Extracted records

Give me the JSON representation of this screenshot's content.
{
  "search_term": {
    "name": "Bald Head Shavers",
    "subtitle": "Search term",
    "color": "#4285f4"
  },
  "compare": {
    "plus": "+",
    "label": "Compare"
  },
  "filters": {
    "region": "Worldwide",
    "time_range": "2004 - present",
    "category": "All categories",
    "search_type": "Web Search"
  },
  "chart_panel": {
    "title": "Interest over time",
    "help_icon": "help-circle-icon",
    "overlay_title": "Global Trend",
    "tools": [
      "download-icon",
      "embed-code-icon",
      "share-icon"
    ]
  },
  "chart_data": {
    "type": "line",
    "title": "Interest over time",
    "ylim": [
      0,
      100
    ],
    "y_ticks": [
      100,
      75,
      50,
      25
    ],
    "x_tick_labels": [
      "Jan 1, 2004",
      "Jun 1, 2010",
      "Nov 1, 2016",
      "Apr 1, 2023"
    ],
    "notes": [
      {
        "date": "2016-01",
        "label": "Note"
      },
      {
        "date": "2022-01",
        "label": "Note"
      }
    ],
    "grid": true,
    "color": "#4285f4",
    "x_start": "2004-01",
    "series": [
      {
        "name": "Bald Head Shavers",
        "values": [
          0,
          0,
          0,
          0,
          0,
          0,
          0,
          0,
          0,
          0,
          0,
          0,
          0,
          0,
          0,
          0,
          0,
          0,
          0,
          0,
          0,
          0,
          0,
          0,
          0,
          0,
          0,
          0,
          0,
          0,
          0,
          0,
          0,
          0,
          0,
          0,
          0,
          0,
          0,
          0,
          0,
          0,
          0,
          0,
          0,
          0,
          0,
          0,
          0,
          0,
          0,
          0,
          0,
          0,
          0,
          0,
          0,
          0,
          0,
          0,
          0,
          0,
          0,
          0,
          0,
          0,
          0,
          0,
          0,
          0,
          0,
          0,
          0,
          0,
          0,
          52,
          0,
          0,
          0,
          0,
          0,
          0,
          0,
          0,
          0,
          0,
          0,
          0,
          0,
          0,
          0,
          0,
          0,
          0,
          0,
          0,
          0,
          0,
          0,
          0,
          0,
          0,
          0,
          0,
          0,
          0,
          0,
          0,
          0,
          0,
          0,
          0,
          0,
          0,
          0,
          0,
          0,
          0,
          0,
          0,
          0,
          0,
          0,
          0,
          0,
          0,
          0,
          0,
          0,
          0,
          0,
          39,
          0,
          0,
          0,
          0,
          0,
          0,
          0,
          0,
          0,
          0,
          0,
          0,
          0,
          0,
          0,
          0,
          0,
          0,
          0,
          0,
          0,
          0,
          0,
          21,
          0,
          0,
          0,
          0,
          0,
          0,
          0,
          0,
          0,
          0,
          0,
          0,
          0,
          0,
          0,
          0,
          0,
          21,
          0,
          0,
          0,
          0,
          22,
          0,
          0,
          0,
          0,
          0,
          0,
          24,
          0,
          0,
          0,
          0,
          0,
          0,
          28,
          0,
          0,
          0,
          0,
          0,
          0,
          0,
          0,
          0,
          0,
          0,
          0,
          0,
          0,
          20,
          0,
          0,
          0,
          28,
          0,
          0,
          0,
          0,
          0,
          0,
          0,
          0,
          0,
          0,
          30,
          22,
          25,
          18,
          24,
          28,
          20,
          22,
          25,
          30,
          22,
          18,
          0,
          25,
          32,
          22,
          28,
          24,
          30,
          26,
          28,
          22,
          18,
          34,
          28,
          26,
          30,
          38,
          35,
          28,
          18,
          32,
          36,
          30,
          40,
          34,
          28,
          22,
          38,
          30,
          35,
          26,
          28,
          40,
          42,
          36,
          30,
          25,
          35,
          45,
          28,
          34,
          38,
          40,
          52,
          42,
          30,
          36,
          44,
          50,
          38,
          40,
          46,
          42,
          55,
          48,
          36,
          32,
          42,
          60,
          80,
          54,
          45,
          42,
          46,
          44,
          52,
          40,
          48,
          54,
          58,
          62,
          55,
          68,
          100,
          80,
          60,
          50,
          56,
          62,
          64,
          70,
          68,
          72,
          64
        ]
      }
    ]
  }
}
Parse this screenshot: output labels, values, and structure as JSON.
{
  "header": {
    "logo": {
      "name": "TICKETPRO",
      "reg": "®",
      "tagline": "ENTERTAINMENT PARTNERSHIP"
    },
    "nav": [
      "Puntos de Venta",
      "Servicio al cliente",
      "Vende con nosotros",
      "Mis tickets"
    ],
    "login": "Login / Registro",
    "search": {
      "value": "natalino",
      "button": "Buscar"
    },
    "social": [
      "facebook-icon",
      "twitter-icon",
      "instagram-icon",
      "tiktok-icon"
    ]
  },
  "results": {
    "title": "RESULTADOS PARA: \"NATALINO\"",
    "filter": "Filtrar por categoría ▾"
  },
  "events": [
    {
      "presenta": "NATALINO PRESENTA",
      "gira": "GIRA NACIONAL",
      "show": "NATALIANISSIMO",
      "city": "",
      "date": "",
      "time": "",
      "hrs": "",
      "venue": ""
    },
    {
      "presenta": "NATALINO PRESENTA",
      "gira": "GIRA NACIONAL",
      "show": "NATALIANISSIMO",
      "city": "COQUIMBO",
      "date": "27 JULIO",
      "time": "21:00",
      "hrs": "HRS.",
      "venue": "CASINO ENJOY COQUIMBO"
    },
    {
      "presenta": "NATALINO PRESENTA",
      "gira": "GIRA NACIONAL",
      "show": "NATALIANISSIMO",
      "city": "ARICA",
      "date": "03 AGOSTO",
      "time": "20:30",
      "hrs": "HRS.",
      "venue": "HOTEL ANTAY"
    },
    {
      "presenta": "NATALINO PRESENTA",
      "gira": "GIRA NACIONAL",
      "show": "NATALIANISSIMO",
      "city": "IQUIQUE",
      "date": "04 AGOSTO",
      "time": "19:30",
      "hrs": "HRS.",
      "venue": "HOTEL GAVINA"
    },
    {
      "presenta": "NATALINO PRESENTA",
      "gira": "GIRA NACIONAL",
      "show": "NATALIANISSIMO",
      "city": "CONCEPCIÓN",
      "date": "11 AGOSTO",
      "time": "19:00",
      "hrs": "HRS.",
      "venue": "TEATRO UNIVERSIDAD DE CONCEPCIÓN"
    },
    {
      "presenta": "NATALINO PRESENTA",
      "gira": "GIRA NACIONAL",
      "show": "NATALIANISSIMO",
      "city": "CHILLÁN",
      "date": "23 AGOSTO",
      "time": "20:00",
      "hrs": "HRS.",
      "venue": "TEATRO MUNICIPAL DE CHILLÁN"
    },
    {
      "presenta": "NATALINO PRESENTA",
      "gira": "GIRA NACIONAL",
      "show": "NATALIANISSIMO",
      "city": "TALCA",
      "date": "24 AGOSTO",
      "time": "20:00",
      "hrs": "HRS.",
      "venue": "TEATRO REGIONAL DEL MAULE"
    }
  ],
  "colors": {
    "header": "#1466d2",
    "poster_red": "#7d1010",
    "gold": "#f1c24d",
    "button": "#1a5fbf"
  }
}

Problem:
Output all of the data above without any alteration.

Written solution:
Give me the JSON representation of this screenshot's content.
{
  "search_term": {
    "name": "Bald Head Shavers",
    "subtitle": "Search term",
    "color": "#4285f4"
  },
  "compare": {
    "plus": "+",
    "label": "Compare"
  },
  "filters": {
    "region": "Worldwide",
    "time_range": "2004 - present",
    "category": "All categories",
    "search_type": "Web Search"
  },
  "chart_panel": {
    "title": "Interest over time",
    "help_icon": "help-circle-icon",
    "overlay_title": "Global Trend",
    "tools": [
      "download-icon",
      "embed-code-icon",
      "share-icon"
    ]
  },
  "chart_data": {
    "type": "line",
    "title": "Interest over time",
    "ylim": [
      0,
      100
    ],
    "y_ticks": [
      100,
      75,
      50,
      25
    ],
    "x_tick_labels": [
      "Jan 1, 2004",
      "Jun 1, 2010",
      "Nov 1, 2016",
      "Apr 1, 2023"
    ],
    "notes": [
      {
        "date": "2016-01",
        "label": "Note"
      },
      {
        "date": "2022-01",
        "label": "Note"
      }
    ],
    "grid": true,
    "color": "#4285f4",
    "x_start": "2004-01",
    "series": [
      {
        "name": "Bald Head Shavers",
        "values": [
          0,
          0,
          0,
          0,
          0,
          0,
          0,
          0,
          0,
          0,
          0,
          0,
          0,
          0,
          0,
          0,
          0,
          0,
          0,
          0,
          0,
          0,
          0,
          0,
          0,
          0,
          0,
          0,
          0,
          0,
          0,
          0,
          0,
          0,
          0,
          0,
          0,
          0,
          0,
          0,
          0,
          0,
          0,
          0,
          0,
          0,
          0,
          0,
          0,
          0,
          0,
          0,
          0,
          0,
          0,
          0,
          0,
          0,
          0,
          0,
          0,
          0,
          0,
          0,
          0,
          0,
          0,
          0,
          0,
          0,
          0,
          0,
          0,
          0,
          0,
          52,
          0,
          0,
          0,
          0,
          0,
          0,
          0,
          0,
          0,
          0,
          0,
          0,
          0,
          0,
          0,
          0,
          0,
          0,
          0,
          0,
          0,
          0,
          0,
          0,
          0,
          0,
          0,
          0,
          0,
          0,
          0,
          0,
          0,
          0,
          0,
          0,
          0,
          0,
          0,
          0,
          0,
          0,
          0,
          0,
          0,
          0,
          0,
          0,
          0,
          0,
          0,
          0,
          0,
          0,
          0,
          39,
          0,
          0,
          0,
          0,
          0,
          0,
          0,
          0,
          0,
          0,
          0,
          0,
          0,
          0,
          0,
          0,
          0,
          0,
          0,
          0,
          0,
          0,
          0,
          21,
          0,
          0,
          0,
          0,
          0,
          0,
          0,
          0,
          0,
          0,
          0,
          0,
          0,
          0,
          0,
          0,
          0,
          21,
          0,
          0,
          0,
          0,
          22,
          0,
          0,
          0,
          0,
          0,
          0,
          24,
          0,
          0,
          0,
          0,
          0,
          0,
          28,
          0,
          0,
          0,
          0,
          0,
          0,
          0,
          0,
          0,
          0,
          0,
          0,
          0,
          0,
          20,
          0,
          0,
          0,
          28,
          0,
          0,
          0,
          0,
          0,
          0,
          0,
          0,
          0,
          0,
          30,
          22,
          25,
          18,
          24,
          28,
          20,
          22,
          25,
          30,
          22,
          18,
          0,
          25,
          32,
          22,
          28,
          24,
          30,
          26,
          28,
          22,
          18,
          34,
          28,
          26,
          30,
          38,
          35,
          28,
          18,
          32,
          36,
          30,
          40,
          34,
          28,
          22,
          38,
          30,
          35,
          26,
          28,
          40,
          42,
          36,
          30,
          25,
          35,
          45,
          28,
          34,
          38,
          40,
          52,
          42,
          30,
          36,
          44,
          50,
          38,
          40,
          46,
          42,
          55,
          48,
          36,
          32,
          42,
          60,
          80,
          54,
          45,
          42,
          46,
          44,
          52,
          40,
          48,
          54,
          58,
          62,
          55,
          68,
          100,
          80,
          60,
          50,
          56,
          62,
          64,
          70,
          68,
          72,
          64
        ]
      }
    ]
  }
}
Parse this screenshot: output labels, values, and structure as JSON.
{
  "header": {
    "logo": {
      "name": "TICKETPRO",
      "reg": "®",
      "tagline": "ENTERTAINMENT PARTNERSHIP"
    },
    "nav": [
      "Puntos de Venta",
      "Servicio al cliente",
      "Vende con nosotros",
      "Mis tickets"
    ],
    "login": "Login / Registro",
    "search": {
      "value": "natalino",
      "button": "Buscar"
    },
    "social": [
      "facebook-icon",
      "twitter-icon",
      "instagram-icon",
      "tiktok-icon"
    ]
  },
  "results": {
    "title": "RESULTADOS PARA: \"NATALINO\"",
    "filter": "Filtrar por categoría ▾"
  },
  "events": [
    {
      "presenta": "NATALINO PRESENTA",
      "gira": "GIRA NACIONAL",
      "show": "NATALIANISSIMO",
      "city": "",
      "date": "",
      "time": "",
      "hrs": "",
      "venue": ""
    },
    {
      "presenta": "NATALINO PRESENTA",
      "gira": "GIRA NACIONAL",
      "show": "NATALIANISSIMO",
      "city": "COQUIMBO",
      "date": "27 JULIO",
      "time": "21:00",
      "hrs": "HRS.",
      "venue": "CASINO ENJOY COQUIMBO"
    },
    {
      "presenta": "NATALINO PRESENTA",
      "gira": "GIRA NACIONAL",
      "show": "NATALIANISSIMO",
      "city": "ARICA",
      "date": "03 AGOSTO",
      "time": "20:30",
      "hrs": "HRS.",
      "venue": "HOTEL ANTAY"
    },
    {
      "presenta": "NATALINO PRESENTA",
      "gira": "GIRA NACIONAL",
      "show": "NATALIANISSIMO",
      "city": "IQUIQUE",
      "date": "04 AGOSTO",
      "time": "19:30",
      "hrs": "HRS.",
      "venue": "HOTEL GAVINA"
    },
    {
      "presenta": "NATALINO PRESENTA",
      "gira": "GIRA NACIONAL",
      "show": "NATALIANISSIMO",
      "city": "CONCEPCIÓN",
      "date": "11 AGOSTO",
      "time": "19:00",
      "hrs": "HRS.",
      "venue": "TEATRO UNIVERSIDAD DE CONCEPCIÓN"
    },
    {
      "presenta": "NATALINO PRESENTA",
      "gira": "GIRA NACIONAL",
      "show": "NATALIANISSIMO",
      "city": "CHILLÁN",
      "date": "23 AGOSTO",
      "time": "20:00",
      "hrs": "HRS.",
      "venue": "TEATRO MUNICIPAL DE CHILLÁN"
    },
    {
      "presenta": "NATALINO PRESENTA",
      "gira": "GIRA NACIONAL",
      "show": "NATALIANISSIMO",
      "city": "TALCA",
      "date": "24 AGOSTO",
      "time": "20:00",
      "hrs": "HRS.",
      "venue": "TEATRO REGIONAL DEL MAULE"
    }
  ],
  "colors": {
    "header": "#1466d2",
    "poster_red": "#7d1010",
    "gold": "#f1c24d",
    "button": "#1a5fbf"
  }
}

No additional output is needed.